* _JOB_
Every entry below should be repeated exactly; the pictures should not.

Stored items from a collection
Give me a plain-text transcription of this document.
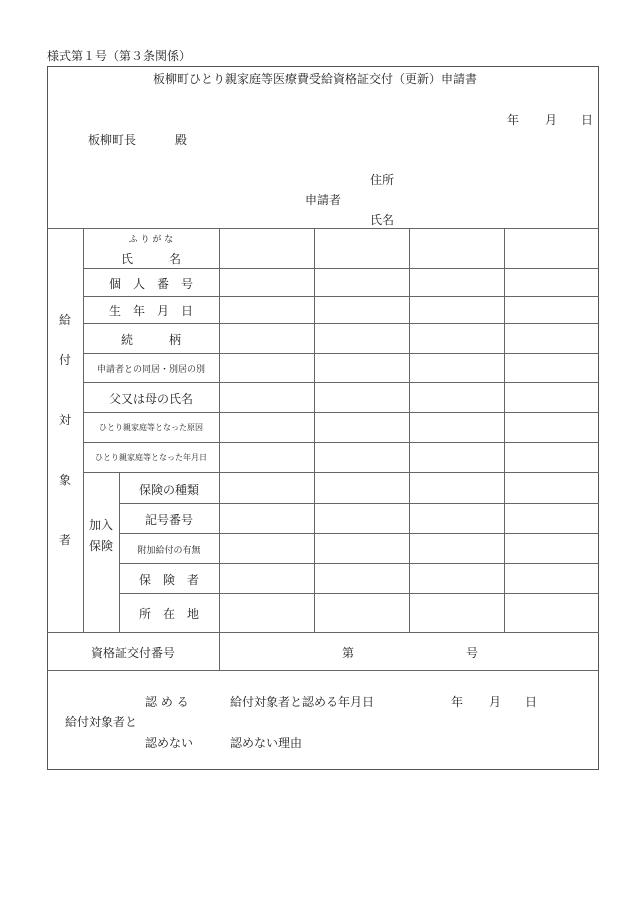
様式第１号（第３条関係）
板柳町ひとり親家庭等医療費受給資格証交付（更新）申請書
年 月 日
板柳町長	殿
住所
申請者
氏名
給
付
対
象
者
ふ り が な
氏　　　名
個　人　番　号
生　年　月　日
続　　　柄
申請者との同居・別居の別
父又は母の氏名
ひとり親家庭等となった原因
ひとり親家庭等となった年月日
加入
保険
保険の種類
記号番号
附加給付の有無
保　険　者
所　在　地
資格証交付番号	第	号
認 め る	給付対象者と認める年月日	年 月 日
給付対象者と
認めない	認めない理由
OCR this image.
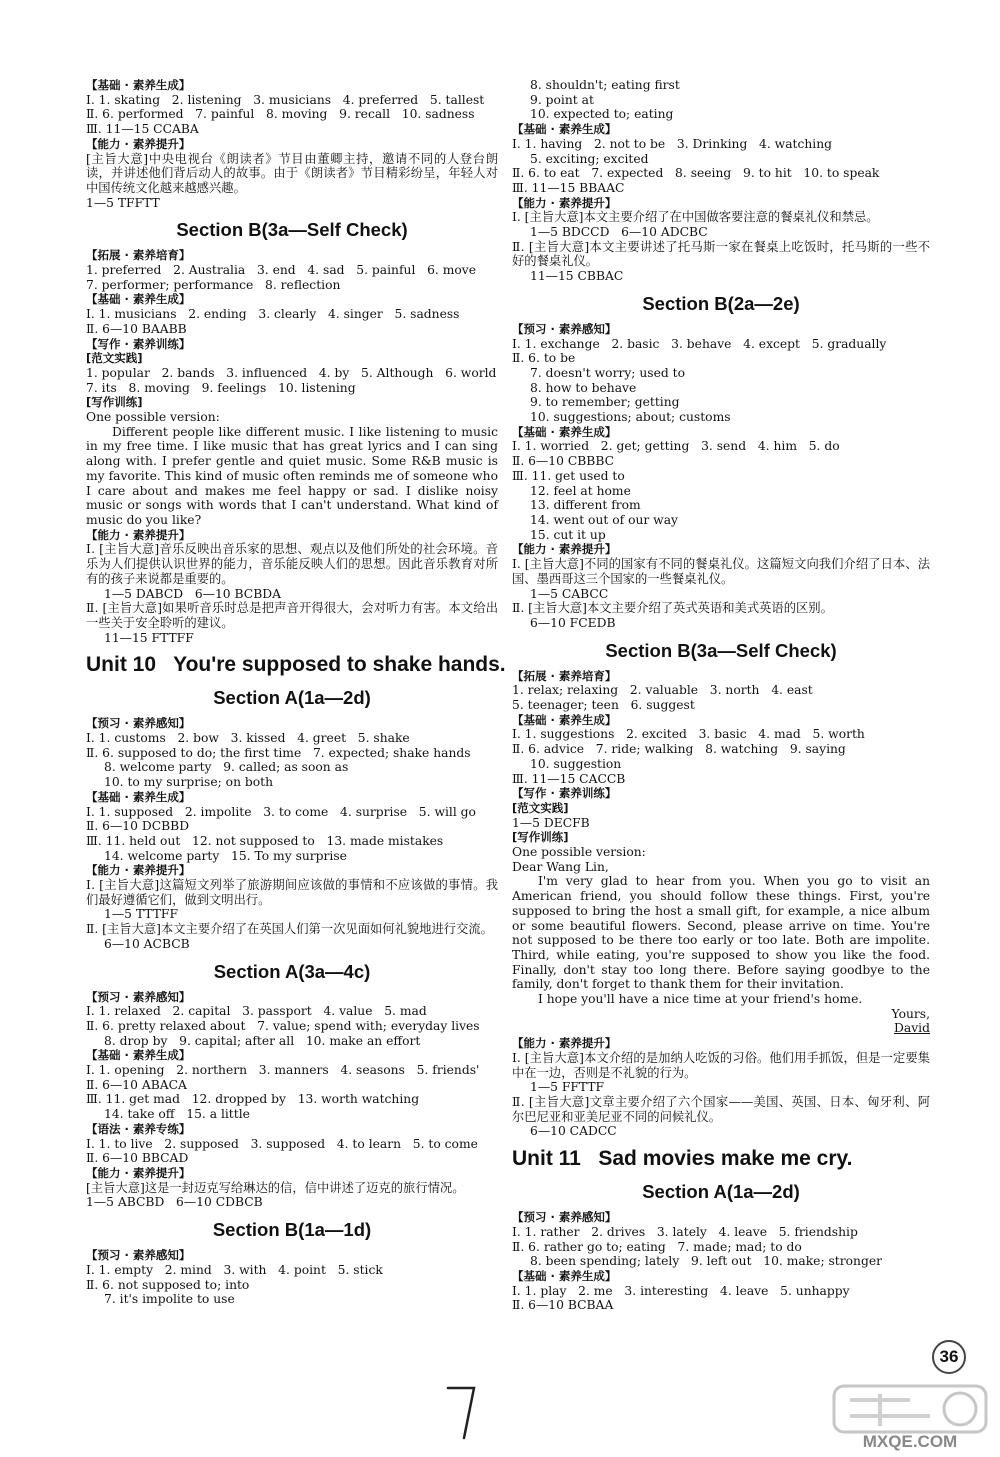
【基础 · 素养生成】
Ⅰ. 1. skating   2. listening   3. musicians   4. preferred   5. tallest
Ⅱ. 6. performed   7. painful   8. moving   9. recall   10. sadness
Ⅲ. 11—15 CCABA
【能力 · 素养提升】
[主旨大意]中央电视台《朗读者》节目由董卿主持，邀请不同的人登台朗读，并讲述他们背后动人的故事。由于《朗读者》节目精彩纷呈，年轻人对中国传统文化越来越感兴趣。
1—5 TFFTT
Section B(3a—Self Check)
【拓展 · 素养培育】
1. preferred   2. Australia   3. end   4. sad   5. painful   6. move
7. performer; performance   8. reflection
【基础 · 素养生成】
Ⅰ. 1. musicians   2. ending   3. clearly   4. singer   5. sadness
Ⅱ. 6—10 BAABB
【写作 · 素养训练】
[范文实践]
1. popular   2. bands   3. influenced   4. by   5. Although   6. world
7. its   8. moving   9. feelings   10. listening
[写作训练]
One possible version:
Different people like different music. I like listening to music in my free time. I like music that has great lyrics and I can sing along with. I prefer gentle and quiet music. Some R&B music is my favorite. This kind of music often reminds me of someone who I care about and makes me feel happy or sad. I dislike noisy music or songs with words that I can't understand. What kind of music do you like?
【能力 · 素养提升】
Ⅰ. [主旨大意]音乐反映出音乐家的思想、观点以及他们所处的社会环境。音乐为人们提供认识世界的能力，音乐能反映人们的思想。因此音乐教育对所有的孩子来说都是重要的。
1—5 DABCD   6—10 BCBDA
Ⅱ. [主旨大意]如果听音乐时总是把声音开得很大，会对听力有害。本文给出一些关于安全聆听的建议。
11—15 FTTFF
Unit 10   You're supposed to shake hands.
Section A(1a—2d)
【预习 · 素养感知】
Ⅰ. 1. customs   2. bow   3. kissed   4. greet   5. shake
Ⅱ. 6. supposed to do; the first time   7. expected; shake hands
8. welcome party   9. called; as soon as
10. to my surprise; on both
【基础 · 素养生成】
Ⅰ. 1. supposed   2. impolite   3. to come   4. surprise   5. will go
Ⅱ. 6—10 DCBBD
Ⅲ. 11. held out   12. not supposed to   13. made mistakes
14. welcome party   15. To my surprise
【能力 · 素养提升】
Ⅰ. [主旨大意]这篇短文列举了旅游期间应该做的事情和不应该做的事情。我们最好遵循它们，做到文明出行。
1—5 TTTFF
Ⅱ. [主旨大意]本文主要介绍了在英国人们第一次见面如何礼貌地进行交流。
6—10 ACBCB
Section A(3a—4c)
【预习 · 素养感知】
Ⅰ. 1. relaxed   2. capital   3. passport   4. value   5. mad
Ⅱ. 6. pretty relaxed about   7. value; spend with; everyday lives
8. drop by   9. capital; after all   10. make an effort
【基础 · 素养生成】
Ⅰ. 1. opening   2. northern   3. manners   4. seasons   5. friends'
Ⅱ. 6—10 ABACA
Ⅲ. 11. get mad   12. dropped by   13. worth watching
14. take off   15. a little
【语法 · 素养专练】
Ⅰ. 1. to live   2. supposed   3. supposed   4. to learn   5. to come
Ⅱ. 6—10 BBCAD
【能力 · 素养提升】
[主旨大意]这是一封迈克写给琳达的信，信中讲述了迈克的旅行情况。
1—5 ABCBD   6—10 CDBCB
Section B(1a—1d)
【预习 · 素养感知】
Ⅰ. 1. empty   2. mind   3. with   4. point   5. stick
Ⅱ. 6. not supposed to; into
7. it's impolite to use
8. shouldn't; eating first
9. point at
10. expected to; eating
【基础 · 素养生成】
Ⅰ. 1. having   2. not to be   3. Drinking   4. watching
5. exciting; excited
Ⅱ. 6. to eat   7. expected   8. seeing   9. to hit   10. to speak
Ⅲ. 11—15 BBAAC
【能力 · 素养提升】
Ⅰ. [主旨大意]本文主要介绍了在中国做客要注意的餐桌礼仪和禁忌。
1—5 BDCCD   6—10 ADCBC
Ⅱ. [主旨大意]本文主要讲述了托马斯一家在餐桌上吃饭时，托马斯的一些不好的餐桌礼仪。
11—15 CBBAC
Section B(2a—2e)
【预习 · 素养感知】
Ⅰ. 1. exchange   2. basic   3. behave   4. except   5. gradually
Ⅱ. 6. to be
7. doesn't worry; used to
8. how to behave
9. to remember; getting
10. suggestions; about; customs
【基础 · 素养生成】
Ⅰ. 1. worried   2. get; getting   3. send   4. him   5. do
Ⅱ. 6—10 CBBBC
Ⅲ. 11. get used to
12. feel at home
13. different from
14. went out of our way
15. cut it up
【能力 · 素养提升】
Ⅰ. [主旨大意]不同的国家有不同的餐桌礼仪。这篇短文向我们介绍了日本、法国、墨西哥这三个国家的一些餐桌礼仪。
1—5 CABCC
Ⅱ. [主旨大意]本文主要介绍了英式英语和美式英语的区别。
6—10 FCEDB
Section B(3a—Self Check)
【拓展 · 素养培育】
1. relax; relaxing   2. valuable   3. north   4. east
5. teenager; teen   6. suggest
【基础 · 素养生成】
Ⅰ. 1. suggestions   2. excited   3. basic   4. mad   5. worth
Ⅱ. 6. advice   7. ride; walking   8. watching   9. saying
10. suggestion
Ⅲ. 11—15 CACCB
【写作 · 素养训练】
[范文实践]
1—5 DECFB
[写作训练]
One possible version:
Dear Wang Lin,
I'm very glad to hear from you. When you go to visit an American friend, you should follow these things. First, you're supposed to bring the host a small gift, for example, a nice album or some beautiful flowers. Second, please arrive on time. You're not supposed to be there too early or too late. Both are impolite. Third, while eating, you're supposed to show you like the food. Finally, don't stay too long there. Before saying goodbye to the family, don't forget to thank them for their invitation.
I hope you'll have a nice time at your friend's home.
Yours,
David
【能力 · 素养提升】
Ⅰ. [主旨大意]本文介绍的是加纳人吃饭的习俗。他们用手抓饭，但是一定要集中在一边，否则是不礼貌的行为。
1—5 FFTTF
Ⅱ. [主旨大意]文章主要介绍了六个国家——美国、英国、日本、匈牙利、阿尔巴尼亚和亚美尼亚不同的问候礼仪。
6—10 CADCC
Unit 11   Sad movies make me cry.
Section A(1a—2d)
【预习 · 素养感知】
Ⅰ. 1. rather   2. drives   3. lately   4. leave   5. friendship
Ⅱ. 6. rather go to; eating   7. made; mad; to do
8. been spending; lately   9. left out   10. make; stronger
【基础 · 素养生成】
Ⅰ. 1. play   2. me   3. interesting   4. leave   5. unhappy
Ⅱ. 6—10 BCBAA
36
MXQE.COM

* _OUTPUT FOR THIS TASK_
Give me a plain-text transcription of this document.
様式第１号（第３条関係）
板柳町ひとり親家庭等医療費受給資格証交付（更新）申請書
年 月 日
板柳町長	殿
住所
申請者
氏名
給
付
対
象
者
ふ り が な
氏　　　名
個　人　番　号
生　年　月　日
続　　　柄
申請者との同居・別居の別
父又は母の氏名
ひとり親家庭等となった原因
ひとり親家庭等となった年月日
加入
保険
保険の種類
記号番号
附加給付の有無
保　険　者
所　在　地
資格証交付番号	第	号
認 め る	給付対象者と認める年月日	年 月 日
給付対象者と
認めない	認めない理由
OCR this image.
【基础 · 素养生成】
Ⅰ. 1. skating   2. listening   3. musicians   4. preferred   5. tallest
Ⅱ. 6. performed   7. painful   8. moving   9. recall   10. sadness
Ⅲ. 11—15 CCABA
【能力 · 素养提升】
[主旨大意]中央电视台《朗读者》节目由董卿主持，邀请不同的人登台朗读，并讲述他们背后动人的故事。由于《朗读者》节目精彩纷呈，年轻人对中国传统文化越来越感兴趣。
1—5 TFFTT
Section B(3a—Self Check)
【拓展 · 素养培育】
1. preferred   2. Australia   3. end   4. sad   5. painful   6. move
7. performer; performance   8. reflection
【基础 · 素养生成】
Ⅰ. 1. musicians   2. ending   3. clearly   4. singer   5. sadness
Ⅱ. 6—10 BAABB
【写作 · 素养训练】
[范文实践]
1. popular   2. bands   3. influenced   4. by   5. Although   6. world
7. its   8. moving   9. feelings   10. listening
[写作训练]
One possible version:
Different people like different music. I like listening to music in my free time. I like music that has great lyrics and I can sing along with. I prefer gentle and quiet music. Some R&B music is my favorite. This kind of music often reminds me of someone who I care about and makes me feel happy or sad. I dislike noisy music or songs with words that I can't understand. What kind of music do you like?
【能力 · 素养提升】
Ⅰ. [主旨大意]音乐反映出音乐家的思想、观点以及他们所处的社会环境。音乐为人们提供认识世界的能力，音乐能反映人们的思想。因此音乐教育对所有的孩子来说都是重要的。
1—5 DABCD   6—10 BCBDA
Ⅱ. [主旨大意]如果听音乐时总是把声音开得很大，会对听力有害。本文给出一些关于安全聆听的建议。
11—15 FTTFF
Unit 10   You're supposed to shake hands.
Section A(1a—2d)
【预习 · 素养感知】
Ⅰ. 1. customs   2. bow   3. kissed   4. greet   5. shake
Ⅱ. 6. supposed to do; the first time   7. expected; shake hands
8. welcome party   9. called; as soon as
10. to my surprise; on both
【基础 · 素养生成】
Ⅰ. 1. supposed   2. impolite   3. to come   4. surprise   5. will go
Ⅱ. 6—10 DCBBD
Ⅲ. 11. held out   12. not supposed to   13. made mistakes
14. welcome party   15. To my surprise
【能力 · 素养提升】
Ⅰ. [主旨大意]这篇短文列举了旅游期间应该做的事情和不应该做的事情。我们最好遵循它们，做到文明出行。
1—5 TTTFF
Ⅱ. [主旨大意]本文主要介绍了在英国人们第一次见面如何礼貌地进行交流。
6—10 ACBCB
Section A(3a—4c)
【预习 · 素养感知】
Ⅰ. 1. relaxed   2. capital   3. passport   4. value   5. mad
Ⅱ. 6. pretty relaxed about   7. value; spend with; everyday lives
8. drop by   9. capital; after all   10. make an effort
【基础 · 素养生成】
Ⅰ. 1. opening   2. northern   3. manners   4. seasons   5. friends'
Ⅱ. 6—10 ABACA
Ⅲ. 11. get mad   12. dropped by   13. worth watching
14. take off   15. a little
【语法 · 素养专练】
Ⅰ. 1. to live   2. supposed   3. supposed   4. to learn   5. to come
Ⅱ. 6—10 BBCAD
【能力 · 素养提升】
[主旨大意]这是一封迈克写给琳达的信，信中讲述了迈克的旅行情况。
1—5 ABCBD   6—10 CDBCB
Section B(1a—1d)
【预习 · 素养感知】
Ⅰ. 1. empty   2. mind   3. with   4. point   5. stick
Ⅱ. 6. not supposed to; into
7. it's impolite to use
8. shouldn't; eating first
9. point at
10. expected to; eating
【基础 · 素养生成】
Ⅰ. 1. having   2. not to be   3. Drinking   4. watching
5. exciting; excited
Ⅱ. 6. to eat   7. expected   8. seeing   9. to hit   10. to speak
Ⅲ. 11—15 BBAAC
【能力 · 素养提升】
Ⅰ. [主旨大意]本文主要介绍了在中国做客要注意的餐桌礼仪和禁忌。
1—5 BDCCD   6—10 ADCBC
Ⅱ. [主旨大意]本文主要讲述了托马斯一家在餐桌上吃饭时，托马斯的一些不好的餐桌礼仪。
11—15 CBBAC
Section B(2a—2e)
【预习 · 素养感知】
Ⅰ. 1. exchange   2. basic   3. behave   4. except   5. gradually
Ⅱ. 6. to be
7. doesn't worry; used to
8. how to behave
9. to remember; getting
10. suggestions; about; customs
【基础 · 素养生成】
Ⅰ. 1. worried   2. get; getting   3. send   4. him   5. do
Ⅱ. 6—10 CBBBC
Ⅲ. 11. get used to
12. feel at home
13. different from
14. went out of our way
15. cut it up
【能力 · 素养提升】
Ⅰ. [主旨大意]不同的国家有不同的餐桌礼仪。这篇短文向我们介绍了日本、法国、墨西哥这三个国家的一些餐桌礼仪。
1—5 CABCC
Ⅱ. [主旨大意]本文主要介绍了英式英语和美式英语的区别。
6—10 FCEDB
Section B(3a—Self Check)
【拓展 · 素养培育】
1. relax; relaxing   2. valuable   3. north   4. east
5. teenager; teen   6. suggest
【基础 · 素养生成】
Ⅰ. 1. suggestions   2. excited   3. basic   4. mad   5. worth
Ⅱ. 6. advice   7. ride; walking   8. watching   9. saying
10. suggestion
Ⅲ. 11—15 CACCB
【写作 · 素养训练】
[范文实践]
1—5 DECFB
[写作训练]
One possible version:
Dear Wang Lin,
I'm very glad to hear from you. When you go to visit an American friend, you should follow these things. First, you're supposed to bring the host a small gift, for example, a nice album or some beautiful flowers. Second, please arrive on time. You're not supposed to be there too early or too late. Both are impolite. Third, while eating, you're supposed to show you like the food. Finally, don't stay too long there. Before saying goodbye to the family, don't forget to thank them for their invitation.
I hope you'll have a nice time at your friend's home.
Yours,
David
【能力 · 素养提升】
Ⅰ. [主旨大意]本文介绍的是加纳人吃饭的习俗。他们用手抓饭，但是一定要集中在一边，否则是不礼貌的行为。
1—5 FFTTF
Ⅱ. [主旨大意]文章主要介绍了六个国家——美国、英国、日本、匈牙利、阿尔巴尼亚和亚美尼亚不同的问候礼仪。
6—10 CADCC
Unit 11   Sad movies make me cry.
Section A(1a—2d)
【预习 · 素养感知】
Ⅰ. 1. rather   2. drives   3. lately   4. leave   5. friendship
Ⅱ. 6. rather go to; eating   7. made; mad; to do
8. been spending; lately   9. left out   10. make; stronger
【基础 · 素养生成】
Ⅰ. 1. play   2. me   3. interesting   4. leave   5. unhappy
Ⅱ. 6—10 BCBAA
36
MXQE.COM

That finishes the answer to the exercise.